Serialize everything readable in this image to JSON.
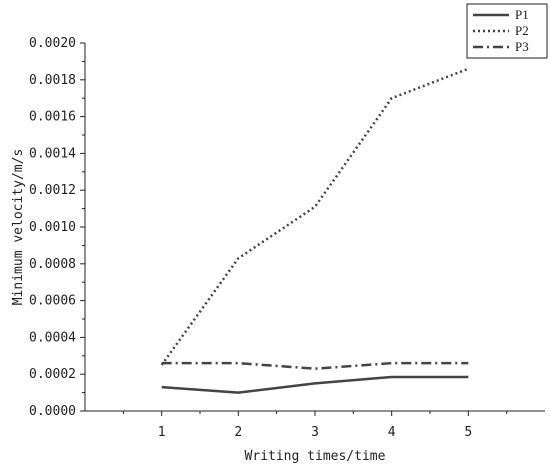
{
  "chart_data": {
    "type": "line",
    "title": "",
    "xlabel": "Writing times/time",
    "ylabel": "Minimum velocity/m/s",
    "x": [
      1,
      2,
      3,
      4,
      5
    ],
    "xlim": [
      0,
      6
    ],
    "ylim": [
      0,
      0.002
    ],
    "x_ticks": [
      "1",
      "2",
      "3",
      "4",
      "5"
    ],
    "y_ticks": [
      "0.0000",
      "0.0002",
      "0.0004",
      "0.0006",
      "0.0008",
      "0.0010",
      "0.0012",
      "0.0014",
      "0.0016",
      "0.0018",
      "0.0020"
    ],
    "grid": false,
    "legend_position": "top-right",
    "series": [
      {
        "name": "P1",
        "style": "solid",
        "color": "#444444",
        "values": [
          0.00013,
          0.0001,
          0.00015,
          0.000185,
          0.000185
        ]
      },
      {
        "name": "P2",
        "style": "dotted",
        "color": "#444444",
        "values": [
          0.00025,
          0.00083,
          0.00111,
          0.0017,
          0.00186
        ]
      },
      {
        "name": "P3",
        "style": "dashdot",
        "color": "#444444",
        "values": [
          0.00026,
          0.00026,
          0.00023,
          0.00026,
          0.00026
        ]
      }
    ]
  }
}
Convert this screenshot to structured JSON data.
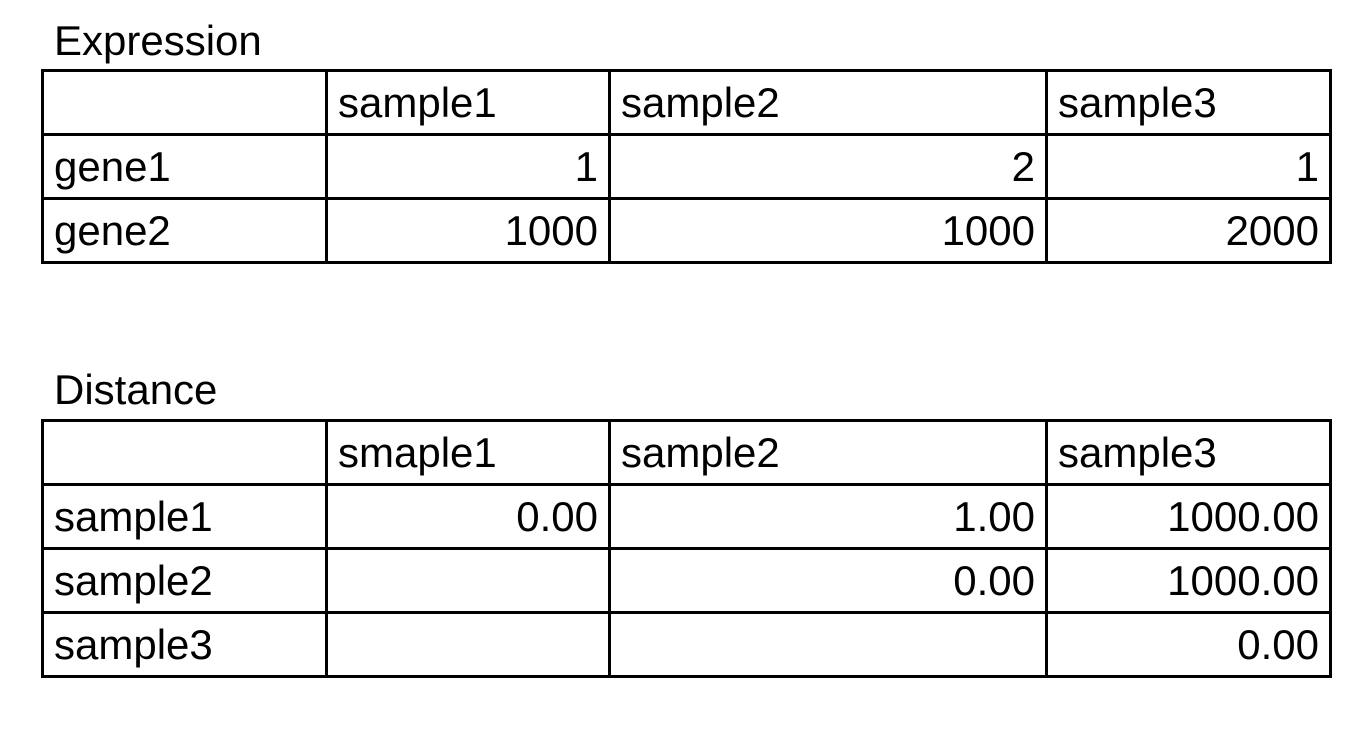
{
  "expression": {
    "title": "Expression",
    "header": [
      "",
      "sample1",
      "sample2",
      "sample3"
    ],
    "rows": [
      {
        "label": "gene1",
        "values": [
          "1",
          "2",
          "1"
        ]
      },
      {
        "label": "gene2",
        "values": [
          "1000",
          "1000",
          "2000"
        ]
      }
    ]
  },
  "distance": {
    "title": "Distance",
    "header": [
      "",
      "smaple1",
      "sample2",
      "sample3"
    ],
    "rows": [
      {
        "label": "sample1",
        "values": [
          "0.00",
          "1.00",
          "1000.00"
        ]
      },
      {
        "label": "sample2",
        "values": [
          "",
          "0.00",
          "1000.00"
        ]
      },
      {
        "label": "sample3",
        "values": [
          "",
          "",
          "0.00"
        ]
      }
    ]
  }
}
==*==
**Required work**
Without the pictures, write out the whole listing above exactly as it appears.

**Result for this task**
Serialize everything readable in this image to JSON.
{
  "chart_data": {
    "type": "line",
    "title": "",
    "xlabel": "Writing times/time",
    "ylabel": "Minimum velocity/m/s",
    "x": [
      1,
      2,
      3,
      4,
      5
    ],
    "xlim": [
      0,
      6
    ],
    "ylim": [
      0,
      0.002
    ],
    "x_ticks": [
      "1",
      "2",
      "3",
      "4",
      "5"
    ],
    "y_ticks": [
      "0.0000",
      "0.0002",
      "0.0004",
      "0.0006",
      "0.0008",
      "0.0010",
      "0.0012",
      "0.0014",
      "0.0016",
      "0.0018",
      "0.0020"
    ],
    "grid": false,
    "legend_position": "top-right",
    "series": [
      {
        "name": "P1",
        "style": "solid",
        "color": "#444444",
        "values": [
          0.00013,
          0.0001,
          0.00015,
          0.000185,
          0.000185
        ]
      },
      {
        "name": "P2",
        "style": "dotted",
        "color": "#444444",
        "values": [
          0.00025,
          0.00083,
          0.00111,
          0.0017,
          0.00186
        ]
      },
      {
        "name": "P3",
        "style": "dashdot",
        "color": "#444444",
        "values": [
          0.00026,
          0.00026,
          0.00023,
          0.00026,
          0.00026
        ]
      }
    ]
  }
}
Convert this screenshot to structured JSON data.
{
  "expression": {
    "title": "Expression",
    "header": [
      "",
      "sample1",
      "sample2",
      "sample3"
    ],
    "rows": [
      {
        "label": "gene1",
        "values": [
          "1",
          "2",
          "1"
        ]
      },
      {
        "label": "gene2",
        "values": [
          "1000",
          "1000",
          "2000"
        ]
      }
    ]
  },
  "distance": {
    "title": "Distance",
    "header": [
      "",
      "smaple1",
      "sample2",
      "sample3"
    ],
    "rows": [
      {
        "label": "sample1",
        "values": [
          "0.00",
          "1.00",
          "1000.00"
        ]
      },
      {
        "label": "sample2",
        "values": [
          "",
          "0.00",
          "1000.00"
        ]
      },
      {
        "label": "sample3",
        "values": [
          "",
          "",
          "0.00"
        ]
      }
    ]
  }
}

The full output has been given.